>> BEGIN PROVIDED RECORDS

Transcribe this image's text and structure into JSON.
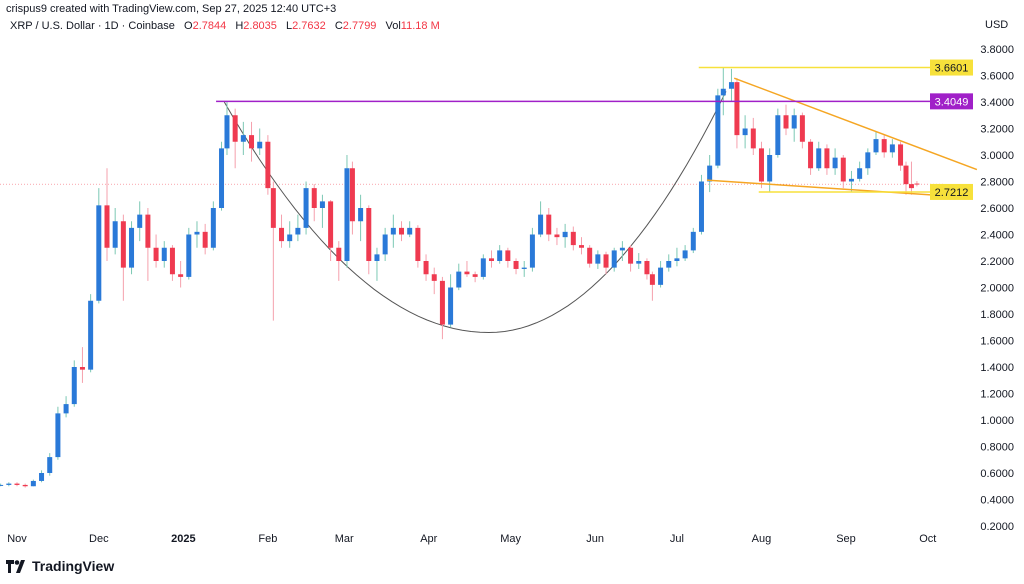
{
  "header": {
    "credit": "crispus9 created with TradingView.com, Sep 27, 2025 12:40 UTC+3",
    "symbol": "XRP / U.S. Dollar · 1D · Coinbase",
    "open_label": "O",
    "open": "2.7844",
    "high_label": "H",
    "high": "2.8035",
    "low_label": "L",
    "low": "2.7632",
    "close_label": "C",
    "close": "2.7799",
    "vol_label": "Vol",
    "vol": "11.18 M"
  },
  "brand": {
    "name": "TradingView",
    "logo_icon": "tradingview-logo-icon"
  },
  "colors": {
    "up": "#2a79d8",
    "up_wick": "#7cc8b4",
    "down": "#ef3a50",
    "down_wick": "#f5a0ac",
    "yellow": "#f7e13b",
    "purple": "#a020c8",
    "orange": "#f5a623",
    "curve": "#555555",
    "last_price": "#f23645"
  },
  "chart_data": {
    "type": "candlestick",
    "title": "",
    "currency": "USD",
    "ylim": [
      0.2,
      3.8
    ],
    "yticks": [
      "0.2000",
      "0.4000",
      "0.6000",
      "0.8000",
      "1.0000",
      "1.2000",
      "1.4000",
      "1.6000",
      "1.8000",
      "2.0000",
      "2.2000",
      "2.4000",
      "2.6000",
      "2.8000",
      "3.0000",
      "3.2000",
      "3.4000",
      "3.6000",
      "3.8000"
    ],
    "xticks": [
      {
        "label": "Nov",
        "date": "2024-11-01",
        "bold": false
      },
      {
        "label": "Dec",
        "date": "2024-12-01",
        "bold": false
      },
      {
        "label": "2025",
        "date": "2025-01-01",
        "bold": true
      },
      {
        "label": "Feb",
        "date": "2025-02-01",
        "bold": false
      },
      {
        "label": "Mar",
        "date": "2025-03-01",
        "bold": false
      },
      {
        "label": "Apr",
        "date": "2025-04-01",
        "bold": false
      },
      {
        "label": "May",
        "date": "2025-05-01",
        "bold": false
      },
      {
        "label": "Jun",
        "date": "2025-06-01",
        "bold": false
      },
      {
        "label": "Jul",
        "date": "2025-07-01",
        "bold": false
      },
      {
        "label": "Aug",
        "date": "2025-08-01",
        "bold": false
      },
      {
        "label": "Sep",
        "date": "2025-09-01",
        "bold": false
      },
      {
        "label": "Oct",
        "date": "2025-10-01",
        "bold": false
      }
    ],
    "grid": false,
    "last_price": 2.7799,
    "ohlc_columns": [
      "date",
      "open",
      "high",
      "low",
      "close"
    ],
    "ohlc": [
      [
        "2024-10-26",
        0.51,
        0.52,
        0.5,
        0.51
      ],
      [
        "2024-10-29",
        0.51,
        0.53,
        0.5,
        0.52
      ],
      [
        "2024-11-01",
        0.52,
        0.53,
        0.5,
        0.51
      ],
      [
        "2024-11-04",
        0.51,
        0.52,
        0.49,
        0.5
      ],
      [
        "2024-11-07",
        0.5,
        0.55,
        0.5,
        0.54
      ],
      [
        "2024-11-10",
        0.54,
        0.62,
        0.53,
        0.6
      ],
      [
        "2024-11-13",
        0.6,
        0.75,
        0.58,
        0.72
      ],
      [
        "2024-11-16",
        0.72,
        1.1,
        0.7,
        1.05
      ],
      [
        "2024-11-19",
        1.05,
        1.18,
        1.02,
        1.12
      ],
      [
        "2024-11-22",
        1.12,
        1.45,
        1.1,
        1.4
      ],
      [
        "2024-11-25",
        1.4,
        1.55,
        1.28,
        1.38
      ],
      [
        "2024-11-28",
        1.38,
        1.95,
        1.36,
        1.9
      ],
      [
        "2024-12-01",
        1.9,
        2.75,
        1.88,
        2.62
      ],
      [
        "2024-12-04",
        2.62,
        2.9,
        2.2,
        2.3
      ],
      [
        "2024-12-07",
        2.3,
        2.6,
        2.25,
        2.5
      ],
      [
        "2024-12-10",
        2.5,
        2.55,
        1.9,
        2.15
      ],
      [
        "2024-12-13",
        2.15,
        2.5,
        2.1,
        2.45
      ],
      [
        "2024-12-16",
        2.45,
        2.65,
        2.35,
        2.55
      ],
      [
        "2024-12-19",
        2.55,
        2.6,
        2.05,
        2.3
      ],
      [
        "2024-12-22",
        2.3,
        2.4,
        2.15,
        2.2
      ],
      [
        "2024-12-25",
        2.2,
        2.35,
        2.15,
        2.3
      ],
      [
        "2024-12-28",
        2.3,
        2.32,
        2.05,
        2.1
      ],
      [
        "2024-12-31",
        2.1,
        2.2,
        2.0,
        2.08
      ],
      [
        "2025-01-03",
        2.08,
        2.45,
        2.06,
        2.4
      ],
      [
        "2025-01-06",
        2.4,
        2.5,
        2.3,
        2.42
      ],
      [
        "2025-01-09",
        2.42,
        2.48,
        2.25,
        2.3
      ],
      [
        "2025-01-12",
        2.3,
        2.65,
        2.28,
        2.6
      ],
      [
        "2025-01-15",
        2.6,
        3.1,
        2.58,
        3.05
      ],
      [
        "2025-01-17",
        3.05,
        3.4,
        3.0,
        3.3
      ],
      [
        "2025-01-20",
        3.3,
        3.35,
        2.9,
        3.1
      ],
      [
        "2025-01-23",
        3.1,
        3.25,
        3.0,
        3.15
      ],
      [
        "2025-01-26",
        3.15,
        3.25,
        2.95,
        3.05
      ],
      [
        "2025-01-29",
        3.05,
        3.2,
        3.0,
        3.1
      ],
      [
        "2025-02-01",
        3.1,
        3.15,
        2.7,
        2.75
      ],
      [
        "2025-02-03",
        2.75,
        2.8,
        1.75,
        2.45
      ],
      [
        "2025-02-06",
        2.45,
        2.55,
        2.3,
        2.35
      ],
      [
        "2025-02-09",
        2.35,
        2.5,
        2.3,
        2.4
      ],
      [
        "2025-02-12",
        2.4,
        2.55,
        2.35,
        2.45
      ],
      [
        "2025-02-15",
        2.45,
        2.8,
        2.4,
        2.75
      ],
      [
        "2025-02-18",
        2.75,
        2.78,
        2.5,
        2.6
      ],
      [
        "2025-02-21",
        2.6,
        2.7,
        2.45,
        2.65
      ],
      [
        "2025-02-24",
        2.65,
        2.66,
        2.2,
        2.3
      ],
      [
        "2025-02-27",
        2.3,
        2.35,
        2.05,
        2.2
      ],
      [
        "2025-03-02",
        2.2,
        3.0,
        2.15,
        2.9
      ],
      [
        "2025-03-04",
        2.9,
        2.95,
        2.4,
        2.5
      ],
      [
        "2025-03-07",
        2.5,
        2.7,
        2.35,
        2.6
      ],
      [
        "2025-03-10",
        2.6,
        2.62,
        2.1,
        2.2
      ],
      [
        "2025-03-13",
        2.2,
        2.3,
        2.05,
        2.25
      ],
      [
        "2025-03-16",
        2.25,
        2.45,
        2.2,
        2.4
      ],
      [
        "2025-03-19",
        2.4,
        2.55,
        2.3,
        2.45
      ],
      [
        "2025-03-22",
        2.45,
        2.5,
        2.35,
        2.4
      ],
      [
        "2025-03-25",
        2.4,
        2.5,
        2.38,
        2.45
      ],
      [
        "2025-03-28",
        2.45,
        2.47,
        2.15,
        2.2
      ],
      [
        "2025-03-31",
        2.2,
        2.25,
        2.05,
        2.1
      ],
      [
        "2025-04-03",
        2.1,
        2.15,
        1.95,
        2.05
      ],
      [
        "2025-04-06",
        2.05,
        2.08,
        1.61,
        1.72
      ],
      [
        "2025-04-09",
        1.72,
        2.1,
        1.7,
        2.0
      ],
      [
        "2025-04-12",
        2.0,
        2.18,
        1.98,
        2.12
      ],
      [
        "2025-04-15",
        2.12,
        2.2,
        2.08,
        2.1
      ],
      [
        "2025-04-18",
        2.1,
        2.12,
        2.04,
        2.08
      ],
      [
        "2025-04-21",
        2.08,
        2.25,
        2.06,
        2.22
      ],
      [
        "2025-04-24",
        2.22,
        2.28,
        2.15,
        2.2
      ],
      [
        "2025-04-27",
        2.2,
        2.32,
        2.18,
        2.28
      ],
      [
        "2025-04-30",
        2.28,
        2.3,
        2.15,
        2.2
      ],
      [
        "2025-05-03",
        2.2,
        2.22,
        2.1,
        2.14
      ],
      [
        "2025-05-06",
        2.14,
        2.2,
        2.08,
        2.15
      ],
      [
        "2025-05-09",
        2.15,
        2.45,
        2.12,
        2.4
      ],
      [
        "2025-05-12",
        2.4,
        2.65,
        2.38,
        2.55
      ],
      [
        "2025-05-15",
        2.55,
        2.6,
        2.35,
        2.4
      ],
      [
        "2025-05-18",
        2.4,
        2.45,
        2.32,
        2.38
      ],
      [
        "2025-05-21",
        2.38,
        2.48,
        2.3,
        2.42
      ],
      [
        "2025-05-24",
        2.42,
        2.46,
        2.28,
        2.32
      ],
      [
        "2025-05-27",
        2.32,
        2.38,
        2.25,
        2.3
      ],
      [
        "2025-05-30",
        2.3,
        2.32,
        2.15,
        2.18
      ],
      [
        "2025-06-02",
        2.18,
        2.28,
        2.14,
        2.25
      ],
      [
        "2025-06-05",
        2.25,
        2.27,
        2.1,
        2.15
      ],
      [
        "2025-06-08",
        2.15,
        2.3,
        2.12,
        2.28
      ],
      [
        "2025-06-11",
        2.28,
        2.35,
        2.2,
        2.3
      ],
      [
        "2025-06-14",
        2.3,
        2.32,
        2.12,
        2.18
      ],
      [
        "2025-06-17",
        2.18,
        2.26,
        2.14,
        2.2
      ],
      [
        "2025-06-20",
        2.2,
        2.22,
        2.06,
        2.1
      ],
      [
        "2025-06-22",
        2.1,
        2.12,
        1.9,
        2.02
      ],
      [
        "2025-06-25",
        2.02,
        2.2,
        2.0,
        2.15
      ],
      [
        "2025-06-28",
        2.15,
        2.25,
        2.12,
        2.2
      ],
      [
        "2025-07-01",
        2.2,
        2.3,
        2.16,
        2.22
      ],
      [
        "2025-07-04",
        2.22,
        2.32,
        2.2,
        2.28
      ],
      [
        "2025-07-07",
        2.28,
        2.45,
        2.26,
        2.42
      ],
      [
        "2025-07-10",
        2.42,
        2.85,
        2.4,
        2.8
      ],
      [
        "2025-07-13",
        2.8,
        3.0,
        2.72,
        2.92
      ],
      [
        "2025-07-16",
        2.92,
        3.5,
        2.9,
        3.45
      ],
      [
        "2025-07-18",
        3.45,
        3.66,
        3.3,
        3.5
      ],
      [
        "2025-07-21",
        3.5,
        3.65,
        3.4,
        3.55
      ],
      [
        "2025-07-23",
        3.55,
        3.58,
        3.05,
        3.15
      ],
      [
        "2025-07-26",
        3.15,
        3.3,
        3.05,
        3.2
      ],
      [
        "2025-07-29",
        3.2,
        3.28,
        3.0,
        3.05
      ],
      [
        "2025-08-01",
        3.05,
        3.1,
        2.75,
        2.8
      ],
      [
        "2025-08-04",
        2.8,
        3.05,
        2.72,
        3.0
      ],
      [
        "2025-08-07",
        3.0,
        3.35,
        2.98,
        3.3
      ],
      [
        "2025-08-10",
        3.3,
        3.38,
        3.15,
        3.2
      ],
      [
        "2025-08-13",
        3.2,
        3.35,
        3.1,
        3.3
      ],
      [
        "2025-08-16",
        3.3,
        3.32,
        3.05,
        3.1
      ],
      [
        "2025-08-19",
        3.1,
        3.12,
        2.85,
        2.9
      ],
      [
        "2025-08-22",
        2.9,
        3.1,
        2.88,
        3.05
      ],
      [
        "2025-08-25",
        3.05,
        3.08,
        2.85,
        2.9
      ],
      [
        "2025-08-28",
        2.9,
        3.05,
        2.85,
        2.98
      ],
      [
        "2025-08-31",
        2.98,
        3.0,
        2.75,
        2.8
      ],
      [
        "2025-09-03",
        2.8,
        2.88,
        2.72,
        2.82
      ],
      [
        "2025-09-06",
        2.82,
        2.95,
        2.8,
        2.9
      ],
      [
        "2025-09-09",
        2.9,
        3.05,
        2.85,
        3.02
      ],
      [
        "2025-09-12",
        3.02,
        3.18,
        3.0,
        3.12
      ],
      [
        "2025-09-15",
        3.12,
        3.15,
        2.98,
        3.02
      ],
      [
        "2025-09-18",
        3.02,
        3.12,
        2.98,
        3.08
      ],
      [
        "2025-09-21",
        3.08,
        3.1,
        2.88,
        2.92
      ],
      [
        "2025-09-23",
        2.92,
        2.95,
        2.7,
        2.78
      ],
      [
        "2025-09-25",
        2.78,
        2.95,
        2.7,
        2.75
      ],
      [
        "2025-09-27",
        2.7844,
        2.8035,
        2.7632,
        2.7799
      ]
    ],
    "drawings": {
      "levels": [
        {
          "name": "resistance-high",
          "price": 3.6601,
          "label": "3.6601",
          "from": "2025-07-09",
          "color": "yellow"
        },
        {
          "name": "resistance-mid",
          "price": 3.4049,
          "label": "3.4049",
          "from": "2025-01-13",
          "color": "purple"
        },
        {
          "name": "support",
          "price": 2.7212,
          "label": "2.7212",
          "from": "2025-07-31",
          "color": "yellow"
        }
      ],
      "trendlines": [
        {
          "name": "upper-wedge-line",
          "from": [
            "2025-07-22",
            3.58
          ],
          "to": [
            "2025-10-19",
            2.89
          ]
        },
        {
          "name": "lower-wedge-line",
          "from": [
            "2025-07-12",
            2.81
          ],
          "to": [
            "2025-10-16",
            2.68
          ]
        }
      ],
      "cup_curve": {
        "start": [
          "2025-01-16",
          3.4
        ],
        "bottom": [
          "2025-04-23",
          1.66
        ],
        "end": [
          "2025-07-19",
          3.48
        ]
      }
    }
  }
}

>> END PROVIDED RECORDS

__EXERCISE PROMPT__:
Each line above that holds the string "name" should be copied and shown.

__WRITTEN ANSWER__:
    "name": "TradingView",
          "name": "resistance-high",
          "name": "resistance-mid",
          "name": "support",
          "name": "upper-wedge-line",
          "name": "lower-wedge-line",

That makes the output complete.